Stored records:
┄┄┄┄┄┄

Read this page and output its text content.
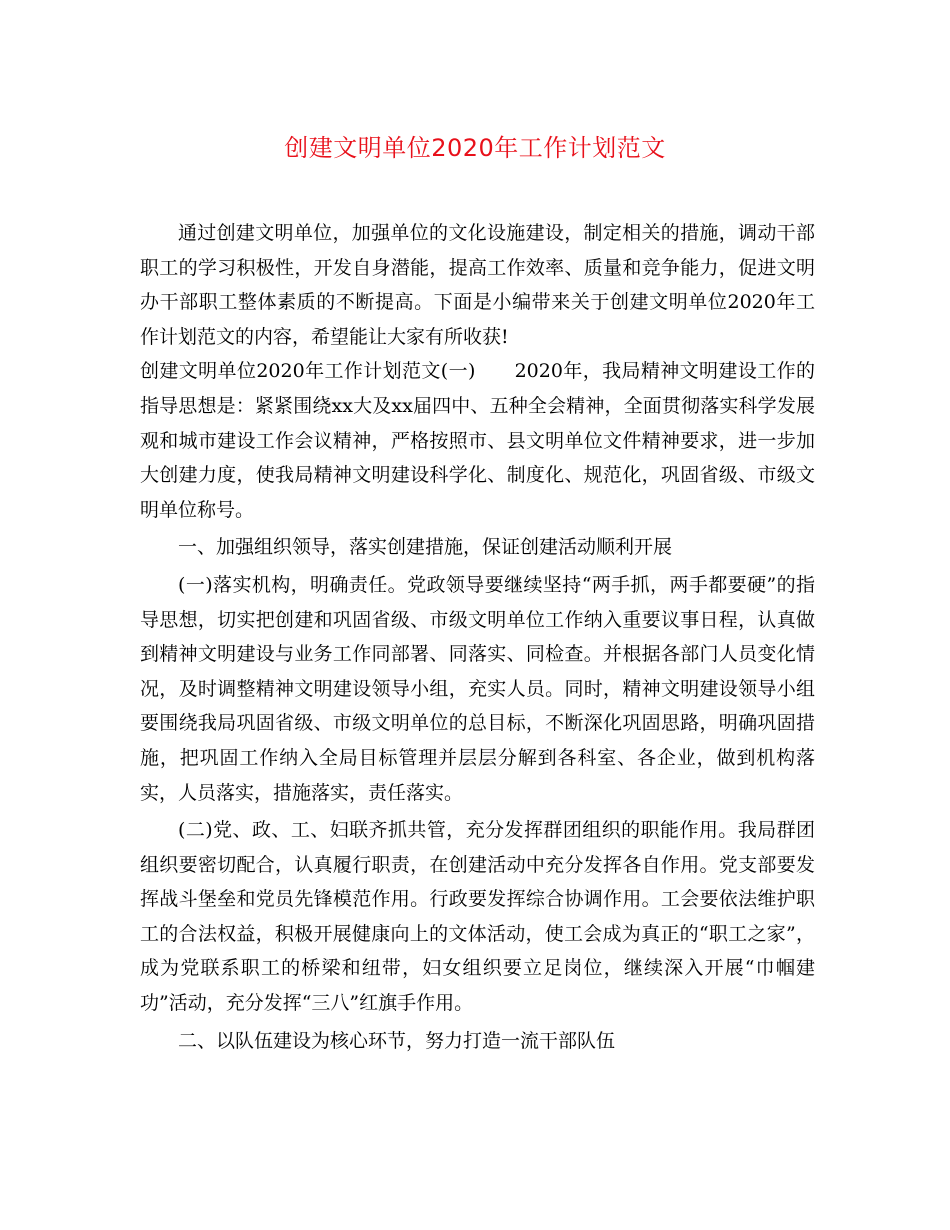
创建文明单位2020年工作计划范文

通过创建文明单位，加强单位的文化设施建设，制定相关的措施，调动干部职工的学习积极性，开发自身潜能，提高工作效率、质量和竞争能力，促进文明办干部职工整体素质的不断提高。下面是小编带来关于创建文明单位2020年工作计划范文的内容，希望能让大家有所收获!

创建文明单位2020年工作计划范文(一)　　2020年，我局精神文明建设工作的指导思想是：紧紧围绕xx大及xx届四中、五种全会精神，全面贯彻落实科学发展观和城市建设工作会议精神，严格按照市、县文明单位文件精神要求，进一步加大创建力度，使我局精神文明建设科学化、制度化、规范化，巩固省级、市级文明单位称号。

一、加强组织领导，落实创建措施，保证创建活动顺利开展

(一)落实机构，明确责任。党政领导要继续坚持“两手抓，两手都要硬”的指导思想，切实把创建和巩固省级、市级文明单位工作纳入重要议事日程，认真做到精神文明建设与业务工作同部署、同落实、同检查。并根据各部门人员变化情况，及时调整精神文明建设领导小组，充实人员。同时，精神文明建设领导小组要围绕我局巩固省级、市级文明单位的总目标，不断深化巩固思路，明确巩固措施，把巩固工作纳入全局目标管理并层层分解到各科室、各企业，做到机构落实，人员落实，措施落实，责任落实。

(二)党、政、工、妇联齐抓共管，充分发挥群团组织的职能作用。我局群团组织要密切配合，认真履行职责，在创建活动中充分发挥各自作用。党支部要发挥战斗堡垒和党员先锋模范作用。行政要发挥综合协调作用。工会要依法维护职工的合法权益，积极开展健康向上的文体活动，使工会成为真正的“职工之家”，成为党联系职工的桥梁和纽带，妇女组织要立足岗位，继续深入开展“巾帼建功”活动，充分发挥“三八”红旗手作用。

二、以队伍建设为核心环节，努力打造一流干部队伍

┄┄┄┄┄┄

Nothing in the entries should change as you copy them, except that the pictures are left out.

COMPLETED EXERCISE:
Read this page and output its text content.
创建文明单位2020年工作计划范文

通过创建文明单位，加强单位的文化设施建设，制定相关的措施，调动干部职工的学习积极性，开发自身潜能，提高工作效率、质量和竞争能力，促进文明办干部职工整体素质的不断提高。下面是小编带来关于创建文明单位2020年工作计划范文的内容，希望能让大家有所收获!

创建文明单位2020年工作计划范文(一)　　2020年，我局精神文明建设工作的指导思想是：紧紧围绕xx大及xx届四中、五种全会精神，全面贯彻落实科学发展观和城市建设工作会议精神，严格按照市、县文明单位文件精神要求，进一步加大创建力度，使我局精神文明建设科学化、制度化、规范化，巩固省级、市级文明单位称号。

一、加强组织领导，落实创建措施，保证创建活动顺利开展

(一)落实机构，明确责任。党政领导要继续坚持“两手抓，两手都要硬”的指导思想，切实把创建和巩固省级、市级文明单位工作纳入重要议事日程，认真做到精神文明建设与业务工作同部署、同落实、同检查。并根据各部门人员变化情况，及时调整精神文明建设领导小组，充实人员。同时，精神文明建设领导小组要围绕我局巩固省级、市级文明单位的总目标，不断深化巩固思路，明确巩固措施，把巩固工作纳入全局目标管理并层层分解到各科室、各企业，做到机构落实，人员落实，措施落实，责任落实。

(二)党、政、工、妇联齐抓共管，充分发挥群团组织的职能作用。我局群团组织要密切配合，认真履行职责，在创建活动中充分发挥各自作用。党支部要发挥战斗堡垒和党员先锋模范作用。行政要发挥综合协调作用。工会要依法维护职工的合法权益，积极开展健康向上的文体活动，使工会成为真正的“职工之家”，成为党联系职工的桥梁和纽带，妇女组织要立足岗位，继续深入开展“巾帼建功”活动，充分发挥“三八”红旗手作用。

二、以队伍建设为核心环节，努力打造一流干部队伍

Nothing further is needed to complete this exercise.